Data entries:
# # # #
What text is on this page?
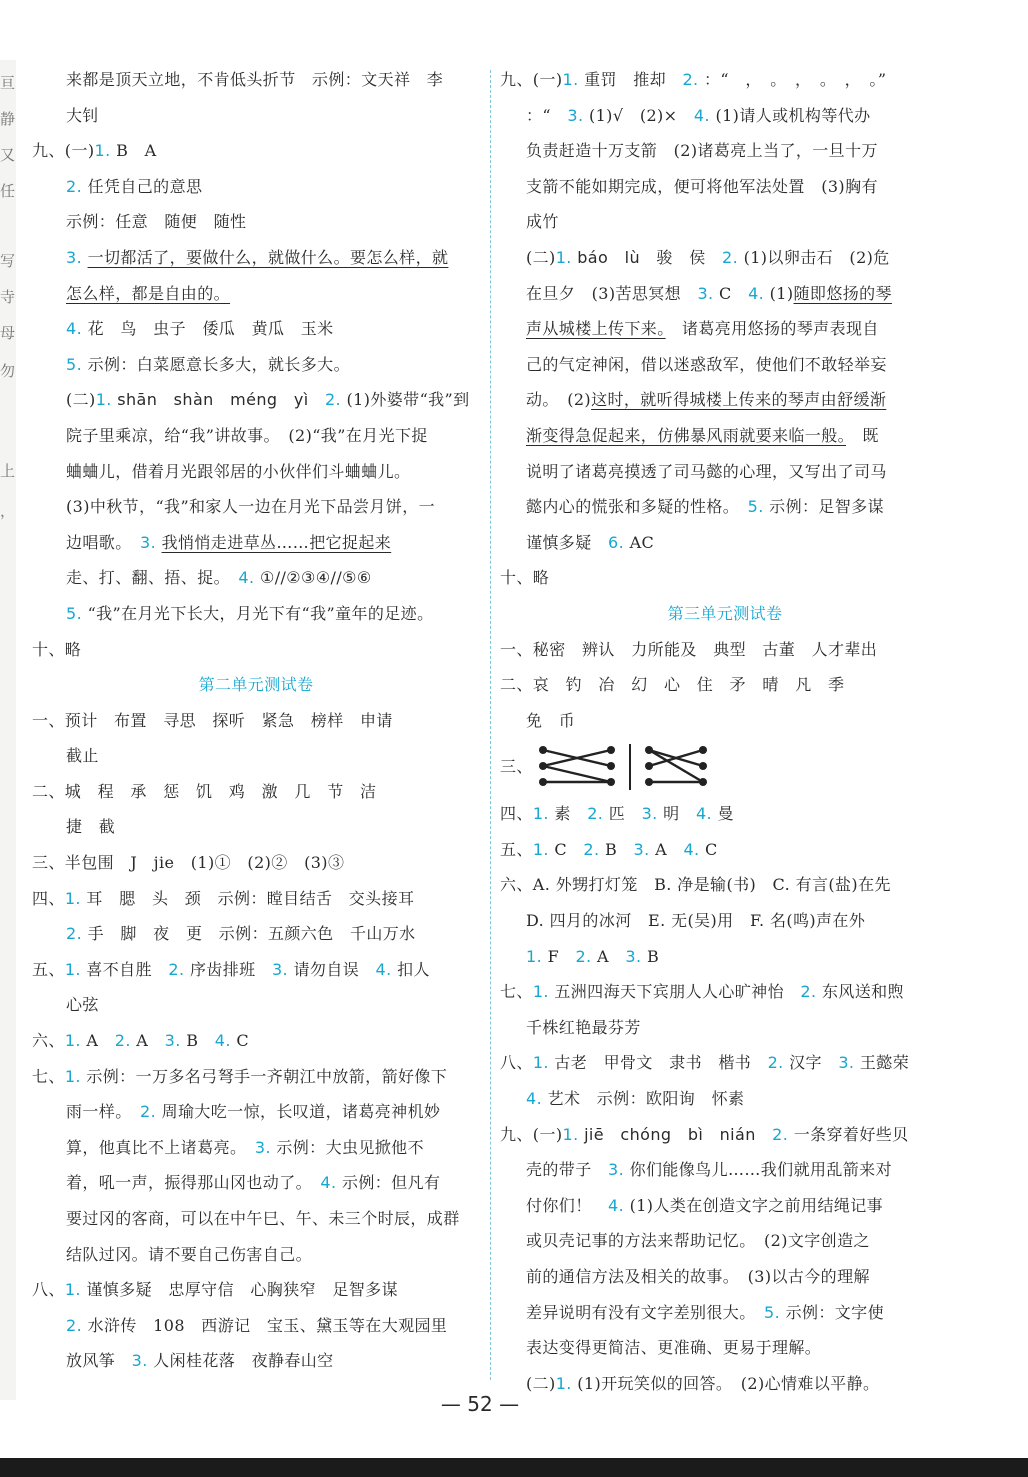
亘
静
又
任
写
寺
母
勿
上
，
来都是顶天立地，不肯低头折节　示例：文天祥　李
大钊
九、(一)1. B　A
2. 任凭自己的意思
示例：任意　随便　随性
3. 一切都活了，要做什么，就做什么。要怎么样，就
怎么样，都是自由的。
4. 花　鸟　虫子　倭瓜　黄瓜　玉米
5. 示例：白菜愿意长多大，就长多大。
(二)1. shān　shàn　méng　yì　2. (1)外婆带“我”到
院子里乘凉，给“我”讲故事。　(2)“我”在月光下捉
蛐蛐儿，借着月光跟邻居的小伙伴们斗蛐蛐儿。
(3)中秋节，“我”和家人一边在月光下品尝月饼，一
边唱歌。　3. 我悄悄走进草丛……把它捉起来
走、打、翻、捂、捉。　4. ①//②③④//⑤⑥
5. “我”在月光下长大，月光下有“我”童年的足迹。
十、略
第二单元测试卷
一、预计　布置　寻思　探听　紧急　榜样　申请
截止
二、城　程　承　惩　饥　鸡　激　几　节　洁
捷　截
三、半包围　J　jie　(1)①　(2)②　(3)③
四、1. 耳　腮　头　颈　示例：瞠目结舌　交头接耳
2. 手　脚　夜　更　示例：五颜六色　千山万水
五、1. 喜不自胜　2. 序齿排班　3. 请勿自误　4. 扣人
心弦
六、1. A　2. A　3. B　4. C
七、1. 示例：一万多名弓弩手一齐朝江中放箭，箭好像下
雨一样。　2. 周瑜大吃一惊，长叹道，诸葛亮神机妙
算，他真比不上诸葛亮。　3. 示例：大虫见掀他不
着，吼一声，振得那山冈也动了。　4. 示例：但凡有
要过冈的客商，可以在中午巳、午、未三个时辰，成群
结队过冈。请不要自己伤害自己。
八、1. 谨慎多疑　忠厚守信　心胸狭窄　足智多谋
2. 水浒传　108　西游记　宝玉、黛玉等在大观园里
放风筝　3. 人闲桂花落　夜静春山空
九、(一)1. 重罚　推却　2. ：“　，　。　，　。　，　。”
：“　3. (1)√　(2)×　4. (1)请人或机构等代办
负责赶造十万支箭　(2)诸葛亮上当了，一旦十万
支箭不能如期完成，便可将他军法处置　(3)胸有
成竹
(二)1. báo　lù　骏　侯　2. (1)以卵击石　(2)危
在旦夕　(3)苦思冥想　3. C　4. (1)随即悠扬的琴
声从城楼上传下来。　诸葛亮用悠扬的琴声表现自
己的气定神闲，借以迷惑敌军，使他们不敢轻举妄
动。　(2)这时，就听得城楼上传来的琴声由舒缓渐
渐变得急促起来，仿佛暴风雨就要来临一般。　既
说明了诸葛亮摸透了司马懿的心理，又写出了司马
懿内心的慌张和多疑的性格。　5. 示例：足智多谋
谨慎多疑　6. AC
十、略
第三单元测试卷
一、秘密　辨认　力所能及　典型　古董　人才辈出
二、哀　钓　冶　幻　心　住　矛　晴　凡　季
免　币
三、
四、1. 素　2. 匹　3. 明　4. 曼
五、1. C　2. B　3. A　4. C
六、A. 外甥打灯笼　B. 净是输(书)　C. 有言(盐)在先
D. 四月的冰河　E. 无(吴)用　F. 名(鸣)声在外
1. F　2. A　3. B
七、1. 五洲四海天下宾朋人人心旷神怡　2. 东风送和煦
千株红艳最芬芳
八、1. 古老　甲骨文　隶书　楷书　2. 汉字　3. 王懿荣
4. 艺术　示例：欧阳询　怀素
九、(一)1. jiē　chóng　bì　nián　2. 一条穿着好些贝
壳的带子　3. 你们能像鸟儿……我们就用乱箭来对
付你们！　4. (1)人类在创造文字之前用结绳记事
或贝壳记事的方法来帮助记忆。　(2)文字创造之
前的通信方法及相关的故事。　(3)以古今的理解
差异说明有没有文字差别很大。　5. 示例：文字使
表达变得更简洁、更准确、更易于理解。
(二)1. (1)开玩笑似的回答。　(2)心情难以平静。
— 52 —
# # # #
Work required: Go through the material and select each line with the string "足智多谋" in it.

Written solution:
八、1. 谨慎多疑　忠厚守信　心胸狭窄　足智多谋
懿内心的慌张和多疑的性格。　5. 示例：足智多谋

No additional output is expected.